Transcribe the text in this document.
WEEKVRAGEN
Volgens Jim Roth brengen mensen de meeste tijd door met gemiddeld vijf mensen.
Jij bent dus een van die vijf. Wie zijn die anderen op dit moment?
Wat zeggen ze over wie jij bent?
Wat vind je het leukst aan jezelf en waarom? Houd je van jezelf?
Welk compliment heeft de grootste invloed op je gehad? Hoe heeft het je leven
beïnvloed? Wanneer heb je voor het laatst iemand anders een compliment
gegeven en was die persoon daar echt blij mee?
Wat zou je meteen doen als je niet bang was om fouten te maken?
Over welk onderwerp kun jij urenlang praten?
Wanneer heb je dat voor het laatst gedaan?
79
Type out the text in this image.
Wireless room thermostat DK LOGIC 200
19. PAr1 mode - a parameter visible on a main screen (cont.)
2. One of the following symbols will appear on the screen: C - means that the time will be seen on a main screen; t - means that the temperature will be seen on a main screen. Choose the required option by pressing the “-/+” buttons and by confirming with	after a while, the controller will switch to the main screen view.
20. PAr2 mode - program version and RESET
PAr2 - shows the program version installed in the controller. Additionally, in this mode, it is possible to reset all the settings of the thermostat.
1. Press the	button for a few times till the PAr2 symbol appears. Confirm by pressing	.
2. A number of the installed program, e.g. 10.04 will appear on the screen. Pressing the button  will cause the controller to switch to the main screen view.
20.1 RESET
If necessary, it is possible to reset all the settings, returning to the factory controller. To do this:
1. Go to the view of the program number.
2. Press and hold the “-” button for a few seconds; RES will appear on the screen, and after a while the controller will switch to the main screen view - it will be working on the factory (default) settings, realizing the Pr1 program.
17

▸ **What to work on**: The word "program" appears in how many lines of the data? Answer with only the number.

▸ **Complete output**: 5